### Given task
Can you put every line of the records below into a JSON list of strings, one string per line, leaving out blank lines and the pictures?
**** Data provided
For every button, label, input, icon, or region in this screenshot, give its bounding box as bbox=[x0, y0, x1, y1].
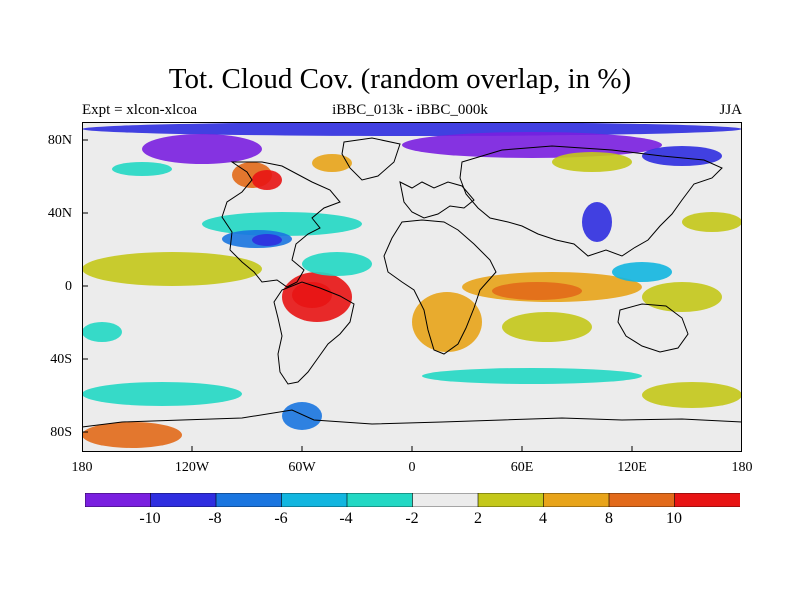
colorbar-label: 8 bbox=[605, 510, 613, 527]
colorbar-label: 10 bbox=[666, 510, 682, 527]
anomaly-patch bbox=[492, 282, 582, 300]
lat-label-0: 0 bbox=[65, 279, 72, 294]
lon-label-180e: 180 bbox=[731, 460, 753, 475]
colorbar-swatch bbox=[85, 493, 152, 507]
colorbar-swatch bbox=[412, 493, 479, 507]
coast-north-america bbox=[221, 161, 341, 288]
anomaly-patch bbox=[502, 312, 592, 342]
anomaly-patch bbox=[282, 402, 322, 430]
anomaly-patch bbox=[82, 422, 182, 448]
colorbar-label: -6 bbox=[274, 510, 288, 527]
anomaly-patch bbox=[682, 212, 742, 232]
coast-australia bbox=[617, 303, 689, 353]
anomaly-patch bbox=[82, 322, 122, 342]
coast-antarctica bbox=[82, 409, 742, 428]
lon-label-120w: 120W bbox=[174, 460, 210, 475]
colorbar-swatch bbox=[215, 493, 283, 507]
colorbar-swatch bbox=[674, 493, 740, 507]
coastlines bbox=[82, 137, 742, 428]
season-label: JJA bbox=[719, 102, 742, 118]
anomaly-patch bbox=[642, 382, 742, 408]
anomaly-field bbox=[82, 122, 742, 448]
anomaly-patch bbox=[82, 382, 242, 406]
anomaly-patch bbox=[292, 282, 332, 308]
anomaly-patch bbox=[142, 134, 262, 164]
colorbar-swatch bbox=[346, 493, 414, 507]
coast-africa bbox=[383, 219, 497, 355]
colorbar-label: -4 bbox=[339, 510, 353, 527]
lon-label-120e: 120E bbox=[617, 460, 647, 475]
lon-label-0: 0 bbox=[408, 460, 416, 475]
colorbar-label: -10 bbox=[139, 510, 161, 527]
anomaly-patch bbox=[82, 122, 742, 136]
anomaly-patch bbox=[582, 202, 612, 242]
colorbar-swatch bbox=[281, 493, 348, 507]
colorbar-swatch bbox=[150, 493, 217, 507]
plot-title: Tot. Cloud Cov. (random overlap, in %) bbox=[168, 63, 632, 95]
colorbar-label: -8 bbox=[208, 510, 222, 527]
colorbar bbox=[85, 493, 740, 507]
anomaly-patch bbox=[252, 170, 282, 190]
lon-label-180w: 180 bbox=[71, 460, 93, 475]
colorbar-label: -2 bbox=[405, 510, 419, 527]
anomaly-patch bbox=[202, 212, 362, 236]
anomaly-patch bbox=[412, 292, 482, 352]
lat-label-40n: 40N bbox=[47, 206, 72, 221]
anomaly-patch bbox=[82, 252, 262, 286]
anomaly-patch bbox=[552, 152, 632, 172]
lat-label-80s: 80S bbox=[50, 425, 72, 440]
coast-greenland bbox=[341, 137, 401, 181]
difference-label: iBBC_013k - iBBC_000k bbox=[332, 102, 488, 118]
anomaly-patch bbox=[112, 162, 172, 176]
lat-label-40s: 40S bbox=[50, 352, 72, 367]
colorbar-swatch bbox=[608, 493, 676, 507]
anomaly-patch bbox=[642, 146, 722, 166]
anomaly-patch bbox=[302, 252, 372, 276]
anomaly-patch bbox=[612, 262, 672, 282]
anomaly-patch bbox=[642, 282, 722, 312]
colorbar-label: 4 bbox=[539, 510, 547, 527]
map-ticks bbox=[82, 139, 633, 452]
cloud-cover-map bbox=[82, 122, 742, 452]
coast-south-america bbox=[273, 281, 355, 385]
colorbar-swatch bbox=[477, 493, 545, 507]
coast-asia bbox=[459, 145, 723, 257]
lat-label-80n: 80N bbox=[47, 133, 72, 148]
colorbar-swatch bbox=[543, 493, 610, 507]
anomaly-patch bbox=[252, 234, 282, 246]
anomaly-patch bbox=[422, 368, 642, 384]
lon-label-60w: 60W bbox=[288, 460, 316, 475]
coast-europe bbox=[399, 181, 475, 219]
anomaly-patch bbox=[402, 132, 662, 158]
lon-label-60e: 60E bbox=[510, 460, 534, 475]
experiment-label: Expt = xlcon-xlcoa bbox=[82, 102, 198, 118]
anomaly-patch bbox=[312, 154, 352, 172]
colorbar-label: 2 bbox=[474, 510, 482, 527]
********
### Answer to the task
[
  "For every button, label, input, icon, or region in this screenshot, give its bounding box as bbox=[x0, y0, x1, y1].",
  "colorbar-label: 8 bbox=[605, 510, 613, 527]",
  "colorbar-label: 10 bbox=[666, 510, 682, 527]",
  "anomaly-patch bbox=[492, 282, 582, 300]",
  "lat-label-0: 0 bbox=[65, 279, 72, 294]",
  "lon-label-180e: 180 bbox=[731, 460, 753, 475]",
  "colorbar-swatch bbox=[85, 493, 152, 507]",
  "colorbar-swatch bbox=[412, 493, 479, 507]",
  "coast-north-america bbox=[221, 161, 341, 288]",
  "anomaly-patch bbox=[502, 312, 592, 342]",
  "anomaly-patch bbox=[282, 402, 322, 430]",
  "anomaly-patch bbox=[82, 422, 182, 448]",
  "colorbar-label: -6 bbox=[274, 510, 288, 527]",
  "anomaly-patch bbox=[682, 212, 742, 232]",
  "coast-australia bbox=[617, 303, 689, 353]",
  "anomaly-patch bbox=[82, 322, 122, 342]",
  "coast-antarctica bbox=[82, 409, 742, 428]",
  "lon-label-120w: 120W bbox=[174, 460, 210, 475]",
  "colorbar-swatch bbox=[215, 493, 283, 507]",
  "colorbar-swatch bbox=[674, 493, 740, 507]",
  "coastlines bbox=[82, 137, 742, 428]",
  "season-label: JJA bbox=[719, 102, 742, 118]",
  "anomaly-patch bbox=[642, 382, 742, 408]",
  "anomaly-field bbox=[82, 122, 742, 448]",
  "anomaly-patch bbox=[82, 382, 242, 406]",
  "anomaly-patch bbox=[292, 282, 332, 308]",
  "anomaly-patch bbox=[142, 134, 262, 164]",
  "colorbar-swatch bbox=[346, 493, 414, 507]",
  "coast-africa bbox=[383, 219, 497, 355]",
  "colorbar-label: -4 bbox=[339, 510, 353, 527]",
  "lon-label-120e: 120E bbox=[617, 460, 647, 475]",
  "lon-label-0: 0 bbox=[408, 460, 416, 475]",
  "colorbar-label: -10 bbox=[139, 510, 161, 527]",
  "anomaly-patch bbox=[82, 122, 742, 136]",
  "anomaly-patch bbox=[582, 202, 612, 242]",
  "colorbar-swatch bbox=[281, 493, 348, 507]",
  "colorbar-swatch bbox=[150, 493, 217, 507]",
  "plot-title: Tot. Cloud Cov. (random overlap, in %) bbox=[168, 63, 632, 95]",
  "colorbar-label: -8 bbox=[208, 510, 222, 527]",
  "colorbar bbox=[85, 493, 740, 507]",
  "anomaly-patch bbox=[252, 170, 282, 190]",
  "lon-label-180w: 180 bbox=[71, 460, 93, 475]",
  "colorbar-label: -2 bbox=[405, 510, 419, 527]",
  "anomaly-patch bbox=[202, 212, 362, 236]",
  "anomaly-patch bbox=[412, 292, 482, 352]",
  "lat-label-40n: 40N bbox=[47, 206, 72, 221]",
  "anomaly-patch bbox=[82, 252, 262, 286]",
  "anomaly-patch bbox=[552, 152, 632, 172]",
  "lat-label-80s: 80S bbox=[50, 425, 72, 440]",
  "coast-greenland bbox=[341, 137, 401, 181]",
  "difference-label: iBBC_013k - iBBC_000k bbox=[332, 102, 488, 118]",
  "anomaly-patch bbox=[112, 162, 172, 176]",
  "lat-label-40s: 40S bbox=[50, 352, 72, 367]",
  "colorbar-swatch bbox=[608, 493, 676, 507]",
  "anomaly-patch bbox=[642, 146, 722, 166]",
  "anomaly-patch bbox=[302, 252, 372, 276]",
  "anomaly-patch bbox=[612, 262, 672, 282]",
  "anomaly-patch bbox=[642, 282, 722, 312]",
  "colorbar-label: 4 bbox=[539, 510, 547, 527]",
  "map-ticks bbox=[82, 139, 633, 452]",
  "cloud-cover-map bbox=[82, 122, 742, 452]",
  "coast-south-america bbox=[273, 281, 355, 385]",
  "colorbar-swatch bbox=[477, 493, 545, 507]",
  "coast-asia bbox=[459, 145, 723, 257]",
  "lat-label-80n: 80N bbox=[47, 133, 72, 148]",
  "colorbar-swatch bbox=[543, 493, 610, 507]",
  "anomaly-patch bbox=[252, 234, 282, 246]",
  "anomaly-patch bbox=[422, 368, 642, 384]",
  "lon-label-60w: 60W bbox=[288, 460, 316, 475]",
  "coast-europe bbox=[399, 181, 475, 219]",
  "anomaly-patch bbox=[402, 132, 662, 158]",
  "lon-label-60e: 60E bbox=[510, 460, 534, 475]",
  "experiment-label: Expt = xlcon-xlcoa bbox=[82, 102, 198, 118]",
  "anomaly-patch bbox=[312, 154, 352, 172]",
  "colorbar-label: 2 bbox=[474, 510, 482, 527]"
]